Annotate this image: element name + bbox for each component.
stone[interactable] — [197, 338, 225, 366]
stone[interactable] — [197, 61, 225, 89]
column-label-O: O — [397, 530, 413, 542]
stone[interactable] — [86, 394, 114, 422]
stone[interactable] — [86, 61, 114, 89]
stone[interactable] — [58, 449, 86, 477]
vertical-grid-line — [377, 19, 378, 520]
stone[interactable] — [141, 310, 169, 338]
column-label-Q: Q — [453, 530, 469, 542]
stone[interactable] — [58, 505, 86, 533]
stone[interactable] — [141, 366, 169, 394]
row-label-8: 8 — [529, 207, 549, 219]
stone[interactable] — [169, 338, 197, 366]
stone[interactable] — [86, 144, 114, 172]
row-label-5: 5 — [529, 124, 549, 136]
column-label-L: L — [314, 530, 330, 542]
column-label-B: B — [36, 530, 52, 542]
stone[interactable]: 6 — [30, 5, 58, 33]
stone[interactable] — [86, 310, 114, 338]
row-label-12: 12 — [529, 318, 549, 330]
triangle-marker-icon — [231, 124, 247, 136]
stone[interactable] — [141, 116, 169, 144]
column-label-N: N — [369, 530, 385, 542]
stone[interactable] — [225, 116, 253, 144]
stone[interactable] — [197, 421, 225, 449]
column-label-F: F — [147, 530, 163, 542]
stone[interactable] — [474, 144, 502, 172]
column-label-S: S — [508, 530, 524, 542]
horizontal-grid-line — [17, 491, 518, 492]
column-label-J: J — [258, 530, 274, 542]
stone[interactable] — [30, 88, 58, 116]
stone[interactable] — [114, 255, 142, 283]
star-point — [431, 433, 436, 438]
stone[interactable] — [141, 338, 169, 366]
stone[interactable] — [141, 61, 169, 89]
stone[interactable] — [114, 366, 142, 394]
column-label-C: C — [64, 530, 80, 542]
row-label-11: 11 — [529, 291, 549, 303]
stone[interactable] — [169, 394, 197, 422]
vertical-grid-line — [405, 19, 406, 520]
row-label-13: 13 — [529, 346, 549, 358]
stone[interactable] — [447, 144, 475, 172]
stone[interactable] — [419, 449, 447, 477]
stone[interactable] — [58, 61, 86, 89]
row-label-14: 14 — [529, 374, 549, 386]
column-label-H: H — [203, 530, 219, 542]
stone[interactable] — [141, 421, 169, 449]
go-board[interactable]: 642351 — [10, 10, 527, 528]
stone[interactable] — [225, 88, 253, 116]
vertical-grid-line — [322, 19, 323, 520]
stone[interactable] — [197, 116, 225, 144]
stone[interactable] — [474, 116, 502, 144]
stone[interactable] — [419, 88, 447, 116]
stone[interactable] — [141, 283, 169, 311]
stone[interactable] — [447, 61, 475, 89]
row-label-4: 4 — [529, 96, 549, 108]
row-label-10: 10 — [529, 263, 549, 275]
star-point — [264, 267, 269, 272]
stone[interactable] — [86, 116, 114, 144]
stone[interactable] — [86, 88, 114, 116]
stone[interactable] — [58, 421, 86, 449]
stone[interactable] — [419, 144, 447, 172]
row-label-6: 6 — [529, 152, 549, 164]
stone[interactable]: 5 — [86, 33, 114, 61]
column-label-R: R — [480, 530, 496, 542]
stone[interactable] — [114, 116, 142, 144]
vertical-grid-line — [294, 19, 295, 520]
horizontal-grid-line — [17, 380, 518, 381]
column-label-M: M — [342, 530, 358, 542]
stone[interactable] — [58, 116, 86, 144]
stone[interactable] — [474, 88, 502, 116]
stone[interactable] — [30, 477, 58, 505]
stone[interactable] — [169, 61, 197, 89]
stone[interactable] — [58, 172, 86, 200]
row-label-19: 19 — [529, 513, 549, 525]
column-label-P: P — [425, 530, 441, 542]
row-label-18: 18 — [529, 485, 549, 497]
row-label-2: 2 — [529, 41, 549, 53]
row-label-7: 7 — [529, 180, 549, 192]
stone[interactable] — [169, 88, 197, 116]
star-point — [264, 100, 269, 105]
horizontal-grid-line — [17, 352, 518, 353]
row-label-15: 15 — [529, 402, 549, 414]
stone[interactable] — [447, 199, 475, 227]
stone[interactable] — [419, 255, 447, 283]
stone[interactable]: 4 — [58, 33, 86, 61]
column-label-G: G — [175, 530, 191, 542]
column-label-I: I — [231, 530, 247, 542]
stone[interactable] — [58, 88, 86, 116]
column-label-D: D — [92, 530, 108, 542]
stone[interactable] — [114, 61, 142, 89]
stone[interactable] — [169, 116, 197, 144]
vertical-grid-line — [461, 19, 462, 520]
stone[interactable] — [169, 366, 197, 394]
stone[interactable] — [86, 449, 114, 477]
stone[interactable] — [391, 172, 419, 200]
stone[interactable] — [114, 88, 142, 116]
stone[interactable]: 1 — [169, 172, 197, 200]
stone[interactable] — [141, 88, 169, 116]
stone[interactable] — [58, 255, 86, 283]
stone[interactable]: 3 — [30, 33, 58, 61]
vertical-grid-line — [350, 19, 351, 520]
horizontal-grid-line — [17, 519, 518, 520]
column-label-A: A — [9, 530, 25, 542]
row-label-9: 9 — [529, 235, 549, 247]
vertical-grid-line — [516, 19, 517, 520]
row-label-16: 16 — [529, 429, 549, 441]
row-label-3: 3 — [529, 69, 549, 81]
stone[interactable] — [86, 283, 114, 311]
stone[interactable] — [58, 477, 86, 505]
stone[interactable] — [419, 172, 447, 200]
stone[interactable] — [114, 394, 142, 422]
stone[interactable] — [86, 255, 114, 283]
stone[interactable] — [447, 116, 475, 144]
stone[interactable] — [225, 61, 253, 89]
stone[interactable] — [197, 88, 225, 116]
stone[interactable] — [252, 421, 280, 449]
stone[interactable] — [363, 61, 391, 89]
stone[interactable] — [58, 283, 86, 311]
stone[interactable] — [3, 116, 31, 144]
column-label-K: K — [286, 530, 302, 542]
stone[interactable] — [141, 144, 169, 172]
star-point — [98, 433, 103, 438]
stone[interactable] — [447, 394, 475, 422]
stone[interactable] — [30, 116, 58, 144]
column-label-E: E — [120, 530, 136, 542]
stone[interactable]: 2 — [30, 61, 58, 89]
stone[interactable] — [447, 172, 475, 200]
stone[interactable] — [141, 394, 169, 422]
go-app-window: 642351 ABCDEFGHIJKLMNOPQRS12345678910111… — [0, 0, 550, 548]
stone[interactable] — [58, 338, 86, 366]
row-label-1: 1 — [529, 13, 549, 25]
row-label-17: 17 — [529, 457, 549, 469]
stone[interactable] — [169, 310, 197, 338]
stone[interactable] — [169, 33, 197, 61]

Exercise details:
How many lines of the listing above contain the string "star"? Reply with the number alone.

Full solution:
4